§ **PROBLEM DESCRIPTION**
Repeat the records below exactly.

§ **SUPPLIED MATERIAL**
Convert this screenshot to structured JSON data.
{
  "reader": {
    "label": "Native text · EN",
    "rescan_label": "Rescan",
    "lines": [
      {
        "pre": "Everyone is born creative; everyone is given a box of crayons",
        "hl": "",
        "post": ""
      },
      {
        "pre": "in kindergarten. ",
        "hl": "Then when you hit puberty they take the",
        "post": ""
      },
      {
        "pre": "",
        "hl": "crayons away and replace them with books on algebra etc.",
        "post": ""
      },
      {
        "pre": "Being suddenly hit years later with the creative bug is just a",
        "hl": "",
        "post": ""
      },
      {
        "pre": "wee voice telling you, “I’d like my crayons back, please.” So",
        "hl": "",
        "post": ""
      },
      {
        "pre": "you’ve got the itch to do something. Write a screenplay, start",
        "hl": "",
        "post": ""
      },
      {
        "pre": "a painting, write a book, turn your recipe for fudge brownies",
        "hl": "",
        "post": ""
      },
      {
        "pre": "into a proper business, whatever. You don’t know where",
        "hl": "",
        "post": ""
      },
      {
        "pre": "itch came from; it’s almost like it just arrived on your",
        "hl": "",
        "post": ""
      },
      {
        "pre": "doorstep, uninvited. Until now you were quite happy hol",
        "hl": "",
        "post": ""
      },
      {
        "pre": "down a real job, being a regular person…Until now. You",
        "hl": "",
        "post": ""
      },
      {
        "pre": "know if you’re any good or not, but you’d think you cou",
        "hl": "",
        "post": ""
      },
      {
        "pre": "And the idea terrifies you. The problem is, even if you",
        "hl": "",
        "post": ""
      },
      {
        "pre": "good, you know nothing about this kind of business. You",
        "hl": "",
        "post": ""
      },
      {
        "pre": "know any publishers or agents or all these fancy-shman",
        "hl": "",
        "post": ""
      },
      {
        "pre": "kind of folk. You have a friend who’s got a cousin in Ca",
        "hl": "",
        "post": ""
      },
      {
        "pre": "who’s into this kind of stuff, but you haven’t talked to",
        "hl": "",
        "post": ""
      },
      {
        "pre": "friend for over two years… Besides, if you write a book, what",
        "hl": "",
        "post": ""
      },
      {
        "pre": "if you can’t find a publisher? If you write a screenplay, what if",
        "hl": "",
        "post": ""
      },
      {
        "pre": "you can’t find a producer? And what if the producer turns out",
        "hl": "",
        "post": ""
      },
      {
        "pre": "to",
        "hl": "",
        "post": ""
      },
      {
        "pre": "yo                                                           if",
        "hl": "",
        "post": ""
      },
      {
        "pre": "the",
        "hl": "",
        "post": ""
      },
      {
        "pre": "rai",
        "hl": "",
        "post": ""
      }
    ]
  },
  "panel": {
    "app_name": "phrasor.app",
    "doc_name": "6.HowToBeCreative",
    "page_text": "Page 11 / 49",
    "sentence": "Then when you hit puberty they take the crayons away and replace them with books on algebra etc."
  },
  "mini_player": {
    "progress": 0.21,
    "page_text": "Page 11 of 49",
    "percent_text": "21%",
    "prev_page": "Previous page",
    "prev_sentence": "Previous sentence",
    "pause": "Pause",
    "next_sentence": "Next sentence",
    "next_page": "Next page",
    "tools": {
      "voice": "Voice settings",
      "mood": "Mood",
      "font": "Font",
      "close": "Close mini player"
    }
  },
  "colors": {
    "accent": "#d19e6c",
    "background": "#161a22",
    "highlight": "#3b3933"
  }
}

§ **THE COMPLETED TASK**
Convert this screenshot to structured JSON data.
{
  "reader": {
    "label": "Native text · EN",
    "rescan_label": "Rescan",
    "lines": [
      {
        "pre": "Everyone is born creative; everyone is given a box of crayons",
        "hl": "",
        "post": ""
      },
      {
        "pre": "in kindergarten. ",
        "hl": "Then when you hit puberty they take the",
        "post": ""
      },
      {
        "pre": "",
        "hl": "crayons away and replace them with books on algebra etc.",
        "post": ""
      },
      {
        "pre": "Being suddenly hit years later with the creative bug is just a",
        "hl": "",
        "post": ""
      },
      {
        "pre": "wee voice telling you, “I’d like my crayons back, please.” So",
        "hl": "",
        "post": ""
      },
      {
        "pre": "you’ve got the itch to do something. Write a screenplay, start",
        "hl": "",
        "post": ""
      },
      {
        "pre": "a painting, write a book, turn your recipe for fudge brownies",
        "hl": "",
        "post": ""
      },
      {
        "pre": "into a proper business, whatever. You don’t know where",
        "hl": "",
        "post": ""
      },
      {
        "pre": "itch came from; it’s almost like it just arrived on your",
        "hl": "",
        "post": ""
      },
      {
        "pre": "doorstep, uninvited. Until now you were quite happy hol",
        "hl": "",
        "post": ""
      },
      {
        "pre": "down a real job, being a regular person…Until now. You",
        "hl": "",
        "post": ""
      },
      {
        "pre": "know if you’re any good or not, but you’d think you cou",
        "hl": "",
        "post": ""
      },
      {
        "pre": "And the idea terrifies you. The problem is, even if you",
        "hl": "",
        "post": ""
      },
      {
        "pre": "good, you know nothing about this kind of business. You",
        "hl": "",
        "post": ""
      },
      {
        "pre": "know any publishers or agents or all these fancy-shman",
        "hl": "",
        "post": ""
      },
      {
        "pre": "kind of folk. You have a friend who’s got a cousin in Ca",
        "hl": "",
        "post": ""
      },
      {
        "pre": "who’s into this kind of stuff, but you haven’t talked to",
        "hl": "",
        "post": ""
      },
      {
        "pre": "friend for over two years… Besides, if you write a book, what",
        "hl": "",
        "post": ""
      },
      {
        "pre": "if you can’t find a publisher? If you write a screenplay, what if",
        "hl": "",
        "post": ""
      },
      {
        "pre": "you can’t find a producer? And what if the producer turns out",
        "hl": "",
        "post": ""
      },
      {
        "pre": "to",
        "hl": "",
        "post": ""
      },
      {
        "pre": "yo                                                           if",
        "hl": "",
        "post": ""
      },
      {
        "pre": "the",
        "hl": "",
        "post": ""
      },
      {
        "pre": "rai",
        "hl": "",
        "post": ""
      }
    ]
  },
  "panel": {
    "app_name": "phrasor.app",
    "doc_name": "6.HowToBeCreative",
    "page_text": "Page 11 / 49",
    "sentence": "Then when you hit puberty they take the crayons away and replace them with books on algebra etc."
  },
  "mini_player": {
    "progress": 0.21,
    "page_text": "Page 11 of 49",
    "percent_text": "21%",
    "prev_page": "Previous page",
    "prev_sentence": "Previous sentence",
    "pause": "Pause",
    "next_sentence": "Next sentence",
    "next_page": "Next page",
    "tools": {
      "voice": "Voice settings",
      "mood": "Mood",
      "font": "Font",
      "close": "Close mini player"
    }
  },
  "colors": {
    "accent": "#d19e6c",
    "background": "#161a22",
    "highlight": "#3b3933"
  }
}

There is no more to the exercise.